§ **SELECTED PASSAGE**
It took The New York Times a full month to follow my lead and position of my July 21, 2015 column “Greece – The Right or Wrong Way”. The Times’ version follows:
EUROPE, LISTEN TO THE I.M.F. AND RESTRUCTURE THE GREEK DEBT
By THE NEW YORK TIMES EDITORIAL BOARD AUG. 18, 2015
The International Monetary Fund is doing the right thing by not participating in a deeply flawed loan agreement that European leaders have negotiated with Greece.
Years of misguided economic policies sought by Germany and other creditors have helped to push Greece into a depression, left more than a quarter of its workers unemployed and saddled it with a debt it cannot repay. The latest European attempt to bail out Greece will make the situation even worse by requiring the country’s government to cut spending and raise taxes while increasing the country’s debt to200 percent of its gross domestic product, from about 170 percent now.

§ **GIVEN RECORDS**
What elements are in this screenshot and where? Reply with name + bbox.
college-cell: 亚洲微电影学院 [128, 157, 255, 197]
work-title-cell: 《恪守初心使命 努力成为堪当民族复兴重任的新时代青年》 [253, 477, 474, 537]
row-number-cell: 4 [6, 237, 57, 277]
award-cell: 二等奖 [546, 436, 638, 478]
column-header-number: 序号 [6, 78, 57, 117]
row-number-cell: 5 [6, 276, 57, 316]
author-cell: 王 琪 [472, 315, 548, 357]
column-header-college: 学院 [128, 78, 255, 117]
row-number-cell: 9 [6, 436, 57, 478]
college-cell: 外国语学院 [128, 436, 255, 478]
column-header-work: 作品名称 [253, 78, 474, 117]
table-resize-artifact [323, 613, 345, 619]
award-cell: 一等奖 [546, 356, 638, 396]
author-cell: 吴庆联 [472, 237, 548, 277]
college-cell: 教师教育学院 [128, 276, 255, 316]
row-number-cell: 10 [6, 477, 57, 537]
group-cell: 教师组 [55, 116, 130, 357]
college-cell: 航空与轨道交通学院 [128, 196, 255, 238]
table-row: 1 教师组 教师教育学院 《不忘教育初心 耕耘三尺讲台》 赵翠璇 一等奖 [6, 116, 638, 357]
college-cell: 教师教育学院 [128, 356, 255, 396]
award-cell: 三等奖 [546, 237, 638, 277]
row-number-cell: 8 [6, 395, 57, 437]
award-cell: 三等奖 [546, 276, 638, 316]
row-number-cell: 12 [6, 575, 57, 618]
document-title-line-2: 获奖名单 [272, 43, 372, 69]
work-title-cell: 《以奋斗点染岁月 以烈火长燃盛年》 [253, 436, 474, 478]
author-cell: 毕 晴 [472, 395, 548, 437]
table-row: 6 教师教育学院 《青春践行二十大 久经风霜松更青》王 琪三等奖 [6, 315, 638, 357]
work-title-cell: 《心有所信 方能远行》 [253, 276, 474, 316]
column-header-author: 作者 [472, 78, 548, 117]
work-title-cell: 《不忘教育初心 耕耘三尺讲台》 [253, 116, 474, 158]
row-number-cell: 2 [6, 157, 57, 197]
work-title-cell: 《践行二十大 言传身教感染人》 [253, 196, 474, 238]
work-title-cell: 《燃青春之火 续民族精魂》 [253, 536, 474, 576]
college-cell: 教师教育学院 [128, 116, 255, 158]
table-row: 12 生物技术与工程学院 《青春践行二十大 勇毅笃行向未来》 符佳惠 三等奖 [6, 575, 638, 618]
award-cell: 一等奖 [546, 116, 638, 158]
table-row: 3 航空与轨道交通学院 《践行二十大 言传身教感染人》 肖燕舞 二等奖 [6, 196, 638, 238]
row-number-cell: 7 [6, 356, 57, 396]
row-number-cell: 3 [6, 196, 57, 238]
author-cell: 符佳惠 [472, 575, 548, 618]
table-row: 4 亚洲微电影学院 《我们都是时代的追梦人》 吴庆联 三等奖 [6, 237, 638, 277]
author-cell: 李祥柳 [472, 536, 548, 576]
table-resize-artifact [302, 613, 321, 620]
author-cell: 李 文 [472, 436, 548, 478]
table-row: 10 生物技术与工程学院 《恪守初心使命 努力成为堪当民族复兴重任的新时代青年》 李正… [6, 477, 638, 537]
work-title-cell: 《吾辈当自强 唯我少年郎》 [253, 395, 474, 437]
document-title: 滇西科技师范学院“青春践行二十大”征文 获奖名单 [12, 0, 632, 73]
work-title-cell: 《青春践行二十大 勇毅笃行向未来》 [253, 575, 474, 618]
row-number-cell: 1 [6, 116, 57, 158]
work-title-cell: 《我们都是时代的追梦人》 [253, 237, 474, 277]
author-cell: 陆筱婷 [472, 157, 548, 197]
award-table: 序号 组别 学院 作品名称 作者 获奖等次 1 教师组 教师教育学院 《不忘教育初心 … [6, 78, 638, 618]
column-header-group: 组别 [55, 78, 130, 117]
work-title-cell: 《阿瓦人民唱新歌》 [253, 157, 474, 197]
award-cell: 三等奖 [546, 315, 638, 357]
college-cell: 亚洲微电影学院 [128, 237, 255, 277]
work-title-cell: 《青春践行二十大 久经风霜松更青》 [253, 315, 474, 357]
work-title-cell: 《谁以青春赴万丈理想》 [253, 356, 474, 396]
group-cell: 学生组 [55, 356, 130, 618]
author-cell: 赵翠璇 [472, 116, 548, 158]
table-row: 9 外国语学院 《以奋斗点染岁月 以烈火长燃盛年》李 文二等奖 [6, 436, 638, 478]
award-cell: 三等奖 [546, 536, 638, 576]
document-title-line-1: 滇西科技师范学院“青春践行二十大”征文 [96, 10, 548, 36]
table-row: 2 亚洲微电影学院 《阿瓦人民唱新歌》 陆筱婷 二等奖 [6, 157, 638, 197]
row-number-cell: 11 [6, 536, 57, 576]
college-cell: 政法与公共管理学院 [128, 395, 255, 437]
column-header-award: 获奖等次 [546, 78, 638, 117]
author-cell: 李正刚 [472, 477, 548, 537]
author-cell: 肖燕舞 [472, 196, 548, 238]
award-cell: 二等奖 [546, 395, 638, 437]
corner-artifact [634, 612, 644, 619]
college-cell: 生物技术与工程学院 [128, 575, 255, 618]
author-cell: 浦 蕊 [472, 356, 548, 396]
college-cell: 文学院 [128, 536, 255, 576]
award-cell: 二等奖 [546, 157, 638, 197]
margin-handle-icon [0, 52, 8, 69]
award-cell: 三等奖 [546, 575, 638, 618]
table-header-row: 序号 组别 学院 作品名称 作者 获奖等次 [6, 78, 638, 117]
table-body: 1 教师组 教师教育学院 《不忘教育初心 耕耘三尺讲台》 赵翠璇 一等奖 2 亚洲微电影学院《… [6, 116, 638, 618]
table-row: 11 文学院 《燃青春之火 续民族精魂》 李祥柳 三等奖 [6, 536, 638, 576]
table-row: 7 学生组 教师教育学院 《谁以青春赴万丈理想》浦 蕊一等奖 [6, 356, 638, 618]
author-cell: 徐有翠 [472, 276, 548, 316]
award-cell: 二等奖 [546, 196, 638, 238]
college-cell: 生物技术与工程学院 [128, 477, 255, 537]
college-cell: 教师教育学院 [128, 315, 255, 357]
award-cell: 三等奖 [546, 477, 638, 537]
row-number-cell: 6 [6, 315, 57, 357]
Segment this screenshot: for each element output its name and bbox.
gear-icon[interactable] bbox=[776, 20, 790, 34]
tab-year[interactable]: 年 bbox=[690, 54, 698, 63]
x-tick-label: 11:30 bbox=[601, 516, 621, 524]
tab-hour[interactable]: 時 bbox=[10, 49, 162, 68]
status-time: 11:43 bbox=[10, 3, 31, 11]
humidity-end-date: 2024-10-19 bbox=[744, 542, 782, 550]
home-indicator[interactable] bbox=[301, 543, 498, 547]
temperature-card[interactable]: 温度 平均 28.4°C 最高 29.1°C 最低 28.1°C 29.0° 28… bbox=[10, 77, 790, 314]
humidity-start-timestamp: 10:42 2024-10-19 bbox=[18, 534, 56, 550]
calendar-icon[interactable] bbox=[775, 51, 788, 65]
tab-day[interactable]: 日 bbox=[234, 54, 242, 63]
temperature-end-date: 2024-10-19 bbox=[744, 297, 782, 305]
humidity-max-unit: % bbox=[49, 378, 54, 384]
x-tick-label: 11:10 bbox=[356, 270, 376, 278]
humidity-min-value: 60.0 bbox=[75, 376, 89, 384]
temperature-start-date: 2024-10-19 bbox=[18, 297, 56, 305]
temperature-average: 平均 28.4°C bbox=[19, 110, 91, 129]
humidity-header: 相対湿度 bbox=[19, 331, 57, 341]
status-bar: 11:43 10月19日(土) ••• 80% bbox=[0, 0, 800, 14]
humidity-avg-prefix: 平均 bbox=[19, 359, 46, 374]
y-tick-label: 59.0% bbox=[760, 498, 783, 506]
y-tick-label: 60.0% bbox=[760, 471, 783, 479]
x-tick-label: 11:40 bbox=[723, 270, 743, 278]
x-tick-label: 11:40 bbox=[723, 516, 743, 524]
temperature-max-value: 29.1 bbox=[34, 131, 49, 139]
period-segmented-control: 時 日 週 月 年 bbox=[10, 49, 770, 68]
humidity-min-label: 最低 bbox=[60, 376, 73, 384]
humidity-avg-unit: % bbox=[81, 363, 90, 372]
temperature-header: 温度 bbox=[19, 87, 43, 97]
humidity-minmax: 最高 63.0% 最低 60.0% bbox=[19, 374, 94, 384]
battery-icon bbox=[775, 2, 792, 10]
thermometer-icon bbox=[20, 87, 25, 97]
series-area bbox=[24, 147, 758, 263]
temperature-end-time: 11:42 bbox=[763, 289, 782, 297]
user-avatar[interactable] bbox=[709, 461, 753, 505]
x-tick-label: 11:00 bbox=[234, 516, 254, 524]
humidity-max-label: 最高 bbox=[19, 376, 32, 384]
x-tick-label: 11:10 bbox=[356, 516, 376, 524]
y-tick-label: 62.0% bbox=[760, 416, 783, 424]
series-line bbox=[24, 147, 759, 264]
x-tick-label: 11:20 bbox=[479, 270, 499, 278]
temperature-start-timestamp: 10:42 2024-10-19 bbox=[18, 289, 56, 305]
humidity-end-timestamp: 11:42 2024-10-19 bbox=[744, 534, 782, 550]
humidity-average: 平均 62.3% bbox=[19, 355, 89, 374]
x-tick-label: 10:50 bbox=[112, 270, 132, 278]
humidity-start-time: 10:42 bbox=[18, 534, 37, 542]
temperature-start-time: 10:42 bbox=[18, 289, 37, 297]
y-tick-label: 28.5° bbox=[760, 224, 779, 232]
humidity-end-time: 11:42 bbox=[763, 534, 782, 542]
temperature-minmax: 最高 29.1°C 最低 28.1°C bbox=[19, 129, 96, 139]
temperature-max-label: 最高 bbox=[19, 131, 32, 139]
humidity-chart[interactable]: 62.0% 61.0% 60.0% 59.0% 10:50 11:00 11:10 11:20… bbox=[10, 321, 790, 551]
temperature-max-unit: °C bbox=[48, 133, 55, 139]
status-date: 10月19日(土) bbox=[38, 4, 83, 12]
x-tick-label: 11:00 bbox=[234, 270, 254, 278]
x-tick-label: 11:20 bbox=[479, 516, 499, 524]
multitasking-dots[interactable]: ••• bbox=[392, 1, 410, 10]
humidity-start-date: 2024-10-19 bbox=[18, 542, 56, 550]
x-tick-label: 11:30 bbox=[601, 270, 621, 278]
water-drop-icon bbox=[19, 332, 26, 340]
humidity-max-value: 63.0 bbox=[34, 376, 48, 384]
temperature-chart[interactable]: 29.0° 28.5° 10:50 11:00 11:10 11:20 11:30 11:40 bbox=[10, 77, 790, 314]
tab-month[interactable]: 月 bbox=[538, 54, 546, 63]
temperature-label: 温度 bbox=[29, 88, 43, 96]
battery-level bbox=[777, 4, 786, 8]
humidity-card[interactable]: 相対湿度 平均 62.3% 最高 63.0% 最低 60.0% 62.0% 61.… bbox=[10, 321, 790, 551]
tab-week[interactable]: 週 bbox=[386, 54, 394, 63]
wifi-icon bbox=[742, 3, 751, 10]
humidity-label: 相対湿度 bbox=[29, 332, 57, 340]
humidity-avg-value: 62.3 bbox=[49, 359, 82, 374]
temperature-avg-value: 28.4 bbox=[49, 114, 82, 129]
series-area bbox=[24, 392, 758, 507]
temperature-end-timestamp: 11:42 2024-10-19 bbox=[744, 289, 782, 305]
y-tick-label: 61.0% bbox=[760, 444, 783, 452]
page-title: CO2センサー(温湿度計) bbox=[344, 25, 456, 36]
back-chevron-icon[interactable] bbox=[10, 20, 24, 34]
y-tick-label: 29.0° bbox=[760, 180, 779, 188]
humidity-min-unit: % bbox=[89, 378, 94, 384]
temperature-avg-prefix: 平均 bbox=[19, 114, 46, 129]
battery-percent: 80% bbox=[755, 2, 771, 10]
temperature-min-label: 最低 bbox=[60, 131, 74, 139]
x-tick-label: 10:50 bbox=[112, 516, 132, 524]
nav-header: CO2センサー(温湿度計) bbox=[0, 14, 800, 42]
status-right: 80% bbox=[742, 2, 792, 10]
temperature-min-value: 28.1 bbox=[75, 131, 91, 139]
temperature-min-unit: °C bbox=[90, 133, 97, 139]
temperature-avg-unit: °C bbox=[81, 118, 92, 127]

§ **WRITTEN EXERCISE 1**
Translate this sentence from the piece on the Greek debt into Spanish: "The International Monetary Fund is doing the right thing by not participating in a deeply flawed loan agreement that European leaders have negotiated with Greece."
§ **WRITTEN EXERCISE 2**
Extract the stretch of rows from the start of the rows through the line containing "row-number-cell: 9 [6, 436, 57, 478]", and reproduce it word for word.

§ **FINISHED ANSWER 1**
El Fondo Monetario Internacional está haciendo lo correcto al no participar en un acuerdo de préstamo profundamente defectuoso que los líderes europeos han negociado con Grecia.

§ **FINISHED ANSWER 2**
What elements are in this screenshot and where? Reply with name + bbox.
college-cell: 亚洲微电影学院 [128, 157, 255, 197]
work-title-cell: 《恪守初心使命 努力成为堪当民族复兴重任的新时代青年》 [253, 477, 474, 537]
row-number-cell: 4 [6, 237, 57, 277]
award-cell: 二等奖 [546, 436, 638, 478]
column-header-number: 序号 [6, 78, 57, 117]
row-number-cell: 5 [6, 276, 57, 316]
author-cell: 王 琪 [472, 315, 548, 357]
column-header-college: 学院 [128, 78, 255, 117]
row-number-cell: 9 [6, 436, 57, 478]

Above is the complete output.